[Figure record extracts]
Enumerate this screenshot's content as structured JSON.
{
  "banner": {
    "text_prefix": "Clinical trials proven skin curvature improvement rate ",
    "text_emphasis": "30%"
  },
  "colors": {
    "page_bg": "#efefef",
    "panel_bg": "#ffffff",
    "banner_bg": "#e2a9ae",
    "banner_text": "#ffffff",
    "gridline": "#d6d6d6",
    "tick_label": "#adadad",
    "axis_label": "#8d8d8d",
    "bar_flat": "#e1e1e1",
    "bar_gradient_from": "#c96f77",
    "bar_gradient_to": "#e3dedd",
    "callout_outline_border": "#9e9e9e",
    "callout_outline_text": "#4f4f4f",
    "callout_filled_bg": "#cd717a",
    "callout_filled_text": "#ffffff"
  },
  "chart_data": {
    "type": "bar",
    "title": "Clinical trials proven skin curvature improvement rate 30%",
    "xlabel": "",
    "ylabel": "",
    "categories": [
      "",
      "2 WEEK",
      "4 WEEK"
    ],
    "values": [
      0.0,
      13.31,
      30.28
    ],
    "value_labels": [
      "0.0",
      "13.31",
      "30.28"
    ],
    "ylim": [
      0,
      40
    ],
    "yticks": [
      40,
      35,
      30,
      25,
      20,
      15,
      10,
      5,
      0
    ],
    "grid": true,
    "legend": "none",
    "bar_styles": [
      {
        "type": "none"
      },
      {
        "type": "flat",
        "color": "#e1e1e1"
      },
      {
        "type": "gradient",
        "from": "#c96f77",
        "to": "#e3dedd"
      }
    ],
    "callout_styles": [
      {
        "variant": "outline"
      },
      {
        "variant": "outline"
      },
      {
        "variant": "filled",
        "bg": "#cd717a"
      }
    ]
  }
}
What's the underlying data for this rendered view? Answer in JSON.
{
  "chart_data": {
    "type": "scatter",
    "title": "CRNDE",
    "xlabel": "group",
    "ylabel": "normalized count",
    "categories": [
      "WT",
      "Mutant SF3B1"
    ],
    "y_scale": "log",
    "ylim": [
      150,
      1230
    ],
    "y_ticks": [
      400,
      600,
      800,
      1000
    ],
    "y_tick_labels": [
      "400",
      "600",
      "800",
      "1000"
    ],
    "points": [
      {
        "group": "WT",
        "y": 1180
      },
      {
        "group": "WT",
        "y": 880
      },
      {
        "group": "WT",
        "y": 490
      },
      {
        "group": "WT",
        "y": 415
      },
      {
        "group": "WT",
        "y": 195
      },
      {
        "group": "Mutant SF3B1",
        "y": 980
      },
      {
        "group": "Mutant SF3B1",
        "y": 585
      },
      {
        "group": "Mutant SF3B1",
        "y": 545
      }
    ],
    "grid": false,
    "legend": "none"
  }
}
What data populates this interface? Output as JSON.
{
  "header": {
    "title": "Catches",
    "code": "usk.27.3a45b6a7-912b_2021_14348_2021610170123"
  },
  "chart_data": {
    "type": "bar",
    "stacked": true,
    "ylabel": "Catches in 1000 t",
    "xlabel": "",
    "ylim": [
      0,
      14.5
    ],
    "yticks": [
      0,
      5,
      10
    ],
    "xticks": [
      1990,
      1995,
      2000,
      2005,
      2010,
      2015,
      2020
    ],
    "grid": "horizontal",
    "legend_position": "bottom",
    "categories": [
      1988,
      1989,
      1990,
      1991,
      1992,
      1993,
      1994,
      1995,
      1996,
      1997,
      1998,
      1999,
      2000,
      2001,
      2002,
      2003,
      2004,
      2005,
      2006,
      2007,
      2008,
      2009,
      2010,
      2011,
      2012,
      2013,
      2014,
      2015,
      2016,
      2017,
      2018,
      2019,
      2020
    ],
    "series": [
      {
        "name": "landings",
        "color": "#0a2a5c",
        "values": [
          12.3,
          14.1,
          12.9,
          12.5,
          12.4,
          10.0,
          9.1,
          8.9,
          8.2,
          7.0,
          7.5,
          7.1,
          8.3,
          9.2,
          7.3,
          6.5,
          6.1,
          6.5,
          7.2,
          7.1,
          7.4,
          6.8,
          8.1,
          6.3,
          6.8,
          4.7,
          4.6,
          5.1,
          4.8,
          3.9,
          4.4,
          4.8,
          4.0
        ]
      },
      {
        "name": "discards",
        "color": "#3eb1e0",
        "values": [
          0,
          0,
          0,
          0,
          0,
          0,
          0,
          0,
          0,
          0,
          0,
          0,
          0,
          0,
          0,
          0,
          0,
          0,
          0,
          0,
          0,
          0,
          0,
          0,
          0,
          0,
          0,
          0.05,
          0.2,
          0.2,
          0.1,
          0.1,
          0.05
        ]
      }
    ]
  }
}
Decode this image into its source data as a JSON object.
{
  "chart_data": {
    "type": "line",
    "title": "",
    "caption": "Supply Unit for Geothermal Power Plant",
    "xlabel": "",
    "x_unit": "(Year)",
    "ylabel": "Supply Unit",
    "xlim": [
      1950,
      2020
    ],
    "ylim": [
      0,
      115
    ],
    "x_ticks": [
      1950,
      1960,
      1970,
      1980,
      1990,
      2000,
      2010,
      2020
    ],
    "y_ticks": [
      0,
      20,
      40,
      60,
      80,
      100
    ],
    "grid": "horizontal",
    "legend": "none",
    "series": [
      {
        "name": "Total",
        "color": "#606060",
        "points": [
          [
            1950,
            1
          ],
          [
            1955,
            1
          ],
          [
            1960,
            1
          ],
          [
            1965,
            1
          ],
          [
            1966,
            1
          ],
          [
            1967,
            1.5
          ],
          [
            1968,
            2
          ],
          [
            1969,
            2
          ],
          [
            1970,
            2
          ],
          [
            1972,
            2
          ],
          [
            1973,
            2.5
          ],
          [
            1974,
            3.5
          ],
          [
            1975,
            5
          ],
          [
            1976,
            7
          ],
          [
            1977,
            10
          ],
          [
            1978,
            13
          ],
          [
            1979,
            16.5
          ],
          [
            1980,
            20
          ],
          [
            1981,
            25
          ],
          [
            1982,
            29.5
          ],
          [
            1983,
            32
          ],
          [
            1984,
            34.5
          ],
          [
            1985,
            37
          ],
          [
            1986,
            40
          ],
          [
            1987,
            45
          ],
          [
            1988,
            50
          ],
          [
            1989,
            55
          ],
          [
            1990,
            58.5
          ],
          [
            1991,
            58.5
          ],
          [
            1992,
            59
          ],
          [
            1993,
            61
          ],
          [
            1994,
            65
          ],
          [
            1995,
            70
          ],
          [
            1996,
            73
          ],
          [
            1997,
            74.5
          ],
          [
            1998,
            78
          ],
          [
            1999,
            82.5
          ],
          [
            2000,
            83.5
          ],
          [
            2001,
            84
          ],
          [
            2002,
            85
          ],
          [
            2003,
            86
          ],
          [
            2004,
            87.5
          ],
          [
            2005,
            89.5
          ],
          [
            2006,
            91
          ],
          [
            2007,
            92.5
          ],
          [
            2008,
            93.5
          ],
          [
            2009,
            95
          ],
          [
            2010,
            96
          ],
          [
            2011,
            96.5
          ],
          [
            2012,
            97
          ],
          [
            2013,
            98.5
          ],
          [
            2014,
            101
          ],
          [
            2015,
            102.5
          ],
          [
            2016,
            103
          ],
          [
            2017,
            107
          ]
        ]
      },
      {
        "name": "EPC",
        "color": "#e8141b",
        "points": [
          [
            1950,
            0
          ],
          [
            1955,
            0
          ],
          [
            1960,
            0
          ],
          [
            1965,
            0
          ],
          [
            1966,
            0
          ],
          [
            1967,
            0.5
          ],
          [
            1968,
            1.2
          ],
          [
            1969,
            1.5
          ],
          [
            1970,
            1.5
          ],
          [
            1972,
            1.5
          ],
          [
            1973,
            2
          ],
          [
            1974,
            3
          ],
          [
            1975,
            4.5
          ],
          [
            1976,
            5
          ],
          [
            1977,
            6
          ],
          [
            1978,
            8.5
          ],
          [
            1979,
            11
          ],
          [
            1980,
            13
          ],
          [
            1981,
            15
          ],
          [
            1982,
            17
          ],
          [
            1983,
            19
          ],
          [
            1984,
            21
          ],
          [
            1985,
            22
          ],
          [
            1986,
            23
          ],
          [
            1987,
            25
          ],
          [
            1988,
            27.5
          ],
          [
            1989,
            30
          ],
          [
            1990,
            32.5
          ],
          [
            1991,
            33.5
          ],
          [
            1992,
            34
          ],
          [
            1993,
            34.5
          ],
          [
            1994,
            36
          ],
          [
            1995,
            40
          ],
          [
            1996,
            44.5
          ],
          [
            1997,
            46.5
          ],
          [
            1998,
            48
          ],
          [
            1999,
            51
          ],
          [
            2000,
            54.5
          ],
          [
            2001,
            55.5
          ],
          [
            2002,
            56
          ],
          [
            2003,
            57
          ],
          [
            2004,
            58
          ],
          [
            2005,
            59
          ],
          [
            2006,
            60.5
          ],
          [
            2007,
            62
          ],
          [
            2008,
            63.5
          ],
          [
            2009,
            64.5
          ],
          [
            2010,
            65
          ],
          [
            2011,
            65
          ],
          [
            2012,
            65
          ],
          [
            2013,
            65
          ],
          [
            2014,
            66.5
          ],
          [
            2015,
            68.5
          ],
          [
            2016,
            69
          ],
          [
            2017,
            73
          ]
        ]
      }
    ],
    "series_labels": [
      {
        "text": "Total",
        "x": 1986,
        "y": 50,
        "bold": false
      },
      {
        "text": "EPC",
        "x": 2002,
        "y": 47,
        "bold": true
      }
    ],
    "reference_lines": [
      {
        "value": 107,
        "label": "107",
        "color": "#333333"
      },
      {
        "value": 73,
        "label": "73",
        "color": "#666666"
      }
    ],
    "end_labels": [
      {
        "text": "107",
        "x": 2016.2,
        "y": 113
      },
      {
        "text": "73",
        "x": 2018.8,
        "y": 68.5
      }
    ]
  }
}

TASK DETAILS ▸ Where a line in the material above holds "this", copy that line.

ANSWER TO THE PROBLEM ▸
Enumerate this screenshot's content as structured JSON.
What's the underlying data for this rendered view? Answer in JSON.
What data populates this interface? Output as JSON.
Decode this image into its source data as a JSON object.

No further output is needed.